◆ What to produce
In the data below, find each line containing the string "strong" and return it.

------ Material for this task

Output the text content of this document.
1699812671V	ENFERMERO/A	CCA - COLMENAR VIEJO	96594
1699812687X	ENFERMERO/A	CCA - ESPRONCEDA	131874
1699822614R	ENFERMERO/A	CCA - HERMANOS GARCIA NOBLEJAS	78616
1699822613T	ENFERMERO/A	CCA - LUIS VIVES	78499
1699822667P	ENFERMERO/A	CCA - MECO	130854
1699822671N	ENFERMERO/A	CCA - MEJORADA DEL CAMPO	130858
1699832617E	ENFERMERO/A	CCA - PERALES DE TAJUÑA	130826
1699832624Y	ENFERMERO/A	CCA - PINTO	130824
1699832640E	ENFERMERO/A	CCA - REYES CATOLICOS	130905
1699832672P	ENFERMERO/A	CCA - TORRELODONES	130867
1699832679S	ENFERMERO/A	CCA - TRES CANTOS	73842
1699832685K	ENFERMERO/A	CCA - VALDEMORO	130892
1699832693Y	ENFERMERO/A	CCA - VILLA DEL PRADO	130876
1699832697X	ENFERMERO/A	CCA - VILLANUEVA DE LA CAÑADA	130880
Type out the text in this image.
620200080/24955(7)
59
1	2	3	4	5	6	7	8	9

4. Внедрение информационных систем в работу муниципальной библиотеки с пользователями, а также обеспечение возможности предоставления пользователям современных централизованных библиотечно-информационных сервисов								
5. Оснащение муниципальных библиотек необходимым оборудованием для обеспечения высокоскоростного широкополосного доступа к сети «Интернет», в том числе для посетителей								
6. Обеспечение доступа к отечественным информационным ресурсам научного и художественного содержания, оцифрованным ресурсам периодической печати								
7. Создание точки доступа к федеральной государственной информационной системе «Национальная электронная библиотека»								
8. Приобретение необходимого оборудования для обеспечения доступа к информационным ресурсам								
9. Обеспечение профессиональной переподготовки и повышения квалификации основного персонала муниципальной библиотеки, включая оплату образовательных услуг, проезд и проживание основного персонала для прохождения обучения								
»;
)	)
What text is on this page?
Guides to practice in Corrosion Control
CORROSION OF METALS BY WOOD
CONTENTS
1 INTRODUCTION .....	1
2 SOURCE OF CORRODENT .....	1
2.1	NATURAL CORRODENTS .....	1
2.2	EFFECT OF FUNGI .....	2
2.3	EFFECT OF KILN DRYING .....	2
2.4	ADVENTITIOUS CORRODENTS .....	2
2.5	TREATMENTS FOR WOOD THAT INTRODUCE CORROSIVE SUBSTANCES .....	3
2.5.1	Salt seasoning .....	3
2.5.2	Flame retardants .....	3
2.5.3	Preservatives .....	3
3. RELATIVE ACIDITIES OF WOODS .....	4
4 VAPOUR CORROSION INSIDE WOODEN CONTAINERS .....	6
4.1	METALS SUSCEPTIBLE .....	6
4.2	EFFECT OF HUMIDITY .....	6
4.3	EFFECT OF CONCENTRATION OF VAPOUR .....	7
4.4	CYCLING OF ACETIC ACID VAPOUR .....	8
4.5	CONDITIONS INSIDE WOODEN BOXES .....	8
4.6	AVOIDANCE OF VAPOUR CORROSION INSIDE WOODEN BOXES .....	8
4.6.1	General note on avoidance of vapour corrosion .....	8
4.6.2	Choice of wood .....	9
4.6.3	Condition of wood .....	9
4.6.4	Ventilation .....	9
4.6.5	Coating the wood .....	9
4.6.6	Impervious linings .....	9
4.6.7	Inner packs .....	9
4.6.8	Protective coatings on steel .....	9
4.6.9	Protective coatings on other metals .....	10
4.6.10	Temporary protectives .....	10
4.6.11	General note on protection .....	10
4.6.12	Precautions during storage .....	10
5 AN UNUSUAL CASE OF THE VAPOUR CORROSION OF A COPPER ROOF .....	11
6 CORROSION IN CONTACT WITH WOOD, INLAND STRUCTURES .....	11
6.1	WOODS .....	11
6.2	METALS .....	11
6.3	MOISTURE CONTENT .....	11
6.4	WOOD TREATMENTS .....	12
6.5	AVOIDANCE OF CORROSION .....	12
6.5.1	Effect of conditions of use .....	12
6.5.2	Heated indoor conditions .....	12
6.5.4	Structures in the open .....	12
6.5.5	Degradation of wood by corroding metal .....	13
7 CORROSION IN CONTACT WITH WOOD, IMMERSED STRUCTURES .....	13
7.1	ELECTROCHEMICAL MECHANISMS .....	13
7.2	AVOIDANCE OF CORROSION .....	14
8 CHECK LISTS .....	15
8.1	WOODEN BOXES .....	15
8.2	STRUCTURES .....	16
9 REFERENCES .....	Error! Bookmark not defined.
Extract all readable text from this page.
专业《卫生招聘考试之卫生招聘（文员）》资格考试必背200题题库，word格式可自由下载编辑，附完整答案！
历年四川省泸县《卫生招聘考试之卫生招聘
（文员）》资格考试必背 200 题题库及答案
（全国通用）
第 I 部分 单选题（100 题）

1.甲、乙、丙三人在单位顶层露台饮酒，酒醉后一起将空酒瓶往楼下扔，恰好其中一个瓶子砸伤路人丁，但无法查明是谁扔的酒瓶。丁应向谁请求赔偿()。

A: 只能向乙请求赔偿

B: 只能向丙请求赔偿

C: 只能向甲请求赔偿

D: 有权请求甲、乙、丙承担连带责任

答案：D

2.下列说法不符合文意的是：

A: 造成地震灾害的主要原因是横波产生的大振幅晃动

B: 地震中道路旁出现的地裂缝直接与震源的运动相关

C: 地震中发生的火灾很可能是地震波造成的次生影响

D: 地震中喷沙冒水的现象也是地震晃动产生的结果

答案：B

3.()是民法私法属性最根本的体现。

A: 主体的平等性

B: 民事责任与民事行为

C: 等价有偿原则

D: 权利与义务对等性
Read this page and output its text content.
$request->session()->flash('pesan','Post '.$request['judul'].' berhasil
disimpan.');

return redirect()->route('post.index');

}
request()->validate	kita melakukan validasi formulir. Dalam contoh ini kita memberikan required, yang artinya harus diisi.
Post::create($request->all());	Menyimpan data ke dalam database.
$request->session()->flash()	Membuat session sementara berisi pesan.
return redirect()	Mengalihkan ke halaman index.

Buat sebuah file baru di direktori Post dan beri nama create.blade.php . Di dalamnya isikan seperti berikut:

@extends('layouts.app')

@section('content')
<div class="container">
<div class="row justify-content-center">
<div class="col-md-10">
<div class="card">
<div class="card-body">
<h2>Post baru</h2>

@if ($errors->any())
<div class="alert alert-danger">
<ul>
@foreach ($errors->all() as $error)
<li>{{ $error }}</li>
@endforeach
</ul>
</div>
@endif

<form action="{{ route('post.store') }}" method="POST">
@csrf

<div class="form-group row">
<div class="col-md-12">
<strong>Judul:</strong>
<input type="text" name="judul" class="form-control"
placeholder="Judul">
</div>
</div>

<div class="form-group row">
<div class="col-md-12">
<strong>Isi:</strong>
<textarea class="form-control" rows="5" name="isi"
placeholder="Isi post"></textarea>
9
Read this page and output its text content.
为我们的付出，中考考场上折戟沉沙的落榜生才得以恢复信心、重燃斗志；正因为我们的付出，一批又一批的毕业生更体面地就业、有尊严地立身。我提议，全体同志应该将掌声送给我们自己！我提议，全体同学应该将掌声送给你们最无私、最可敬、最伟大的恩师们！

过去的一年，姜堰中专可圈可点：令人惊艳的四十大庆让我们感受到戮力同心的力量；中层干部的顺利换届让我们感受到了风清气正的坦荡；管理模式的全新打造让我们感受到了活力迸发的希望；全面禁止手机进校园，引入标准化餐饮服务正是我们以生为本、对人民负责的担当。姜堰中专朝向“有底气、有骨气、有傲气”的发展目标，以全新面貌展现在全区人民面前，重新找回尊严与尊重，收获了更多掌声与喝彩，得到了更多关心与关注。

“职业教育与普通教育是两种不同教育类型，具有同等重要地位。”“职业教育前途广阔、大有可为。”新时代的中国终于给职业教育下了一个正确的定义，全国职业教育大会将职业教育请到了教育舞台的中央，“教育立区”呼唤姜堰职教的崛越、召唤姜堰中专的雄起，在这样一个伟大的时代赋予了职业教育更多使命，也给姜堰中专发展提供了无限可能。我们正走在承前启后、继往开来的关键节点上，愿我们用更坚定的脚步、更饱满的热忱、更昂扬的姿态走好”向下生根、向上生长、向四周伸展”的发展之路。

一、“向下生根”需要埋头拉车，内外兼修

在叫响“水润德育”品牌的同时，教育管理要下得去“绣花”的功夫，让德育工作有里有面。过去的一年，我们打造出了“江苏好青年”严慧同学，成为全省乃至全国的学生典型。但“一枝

------------

◆ Response
<strong>Judul:</strong>
<strong>Isi:</strong>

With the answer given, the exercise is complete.